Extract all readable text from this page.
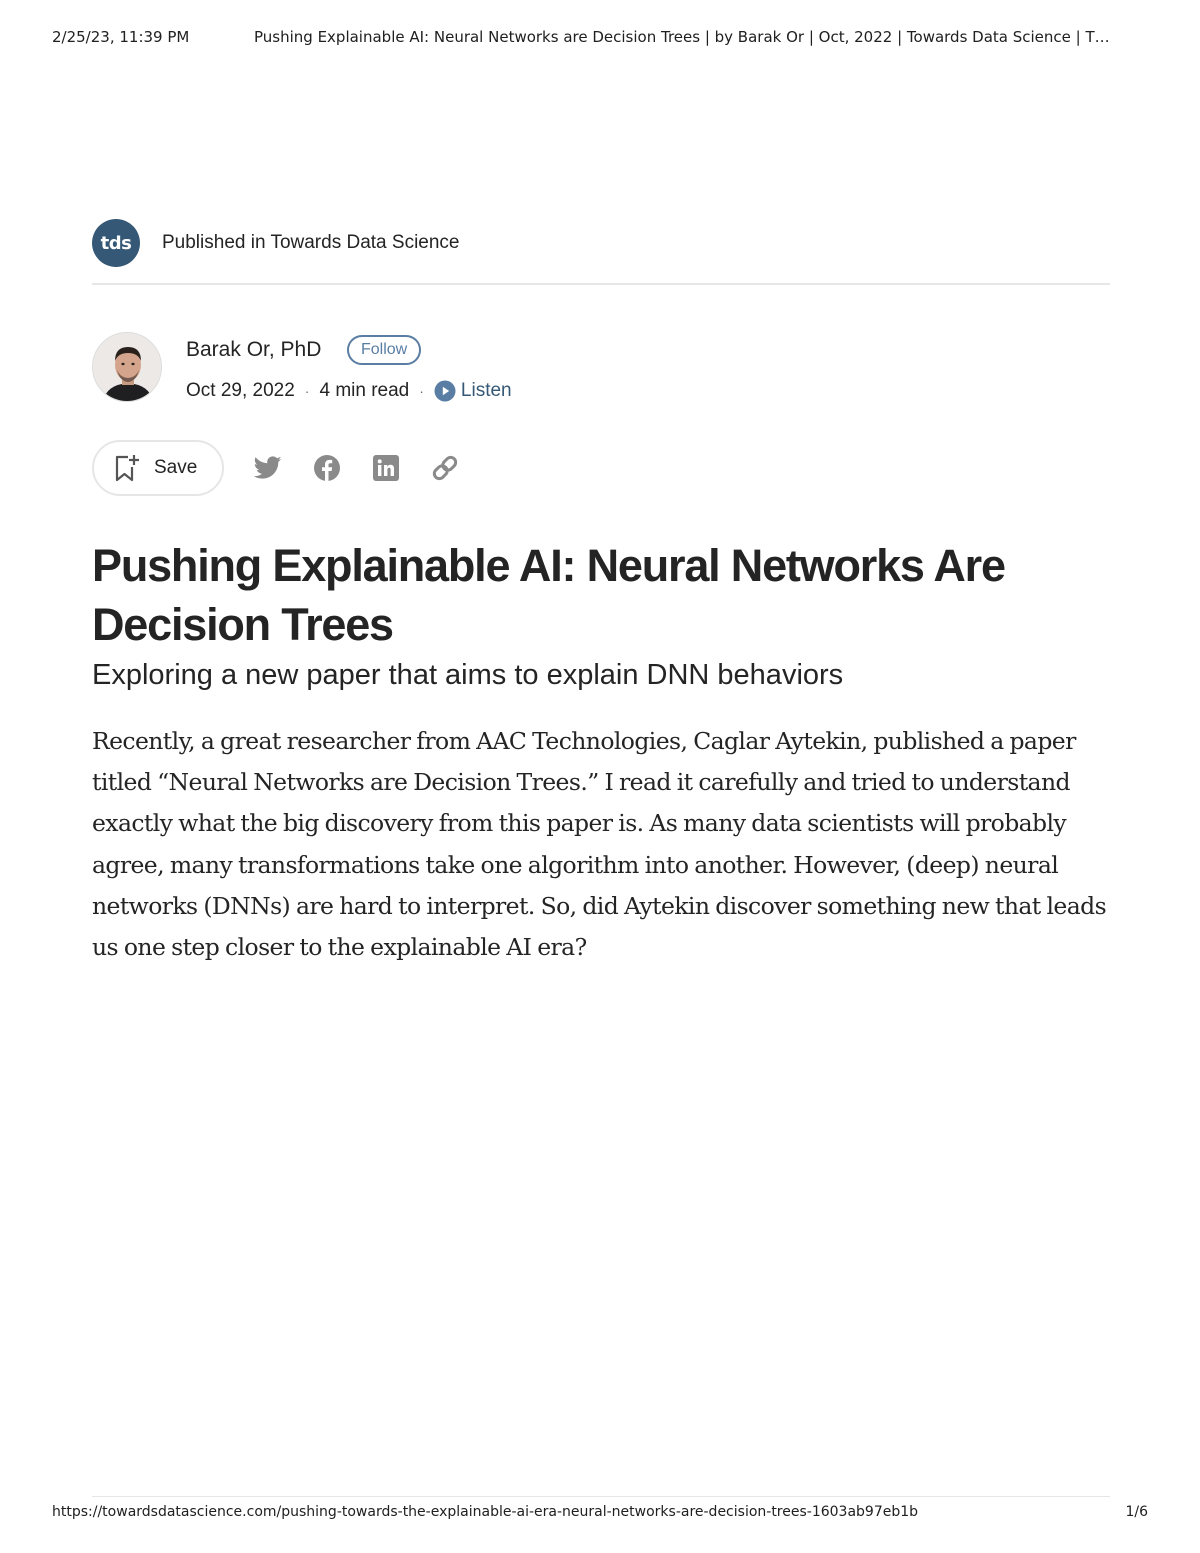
2/25/23, 11:39 PM	Pushing Explainable AI: Neural Networks are Decision Trees | by Barak Or | Oct, 2022 | Towards Data Science | T…
tds Published in Towards Data Science
Barak Or, PhD Follow
Oct 29, 2022 · 4 min read · Listen
Save
Pushing Explainable AI: Neural Networks Are Decision Trees
Exploring a new paper that aims to explain DNN behaviors

Recently, a great researcher from AAC Technologies, Caglar Aytekin, published a paper titled “Neural Networks are Decision Trees.” I read it carefully and tried to understand exactly what the big discovery from this paper is. As many data scientists will probably agree, many transformations take one algorithm into another. However, (deep) neural networks (DNNs) are hard to interpret. So, did Aytekin discover something new that leads us one step closer to the explainable AI era?

https://towardsdatascience.com/pushing-towards-the-explainable-ai-era-neural-networks-are-decision-trees-1603ab97eb1b	1/6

————————

Objective:
Extract all the data above exactly, excluding every picture.

Response to this task:
Extract all readable text from this page.
2/25/23, 11:39 PM	Pushing Explainable AI: Neural Networks are Decision Trees | by Barak Or | Oct, 2022 | Towards Data Science | T…
tds Published in Towards Data Science
Barak Or, PhD Follow
Oct 29, 2022 · 4 min read · Listen
Save
Pushing Explainable AI: Neural Networks Are Decision Trees
Exploring a new paper that aims to explain DNN behaviors

Recently, a great researcher from AAC Technologies, Caglar Aytekin, published a paper titled “Neural Networks are Decision Trees.” I read it carefully and tried to understand exactly what the big discovery from this paper is. As many data scientists will probably agree, many transformations take one algorithm into another. However, (deep) neural networks (DNNs) are hard to interpret. So, did Aytekin discover something new that leads us one step closer to the explainable AI era?

https://towardsdatascience.com/pushing-towards-the-explainable-ai-era-neural-networks-are-decision-trees-1603ab97eb1b	1/6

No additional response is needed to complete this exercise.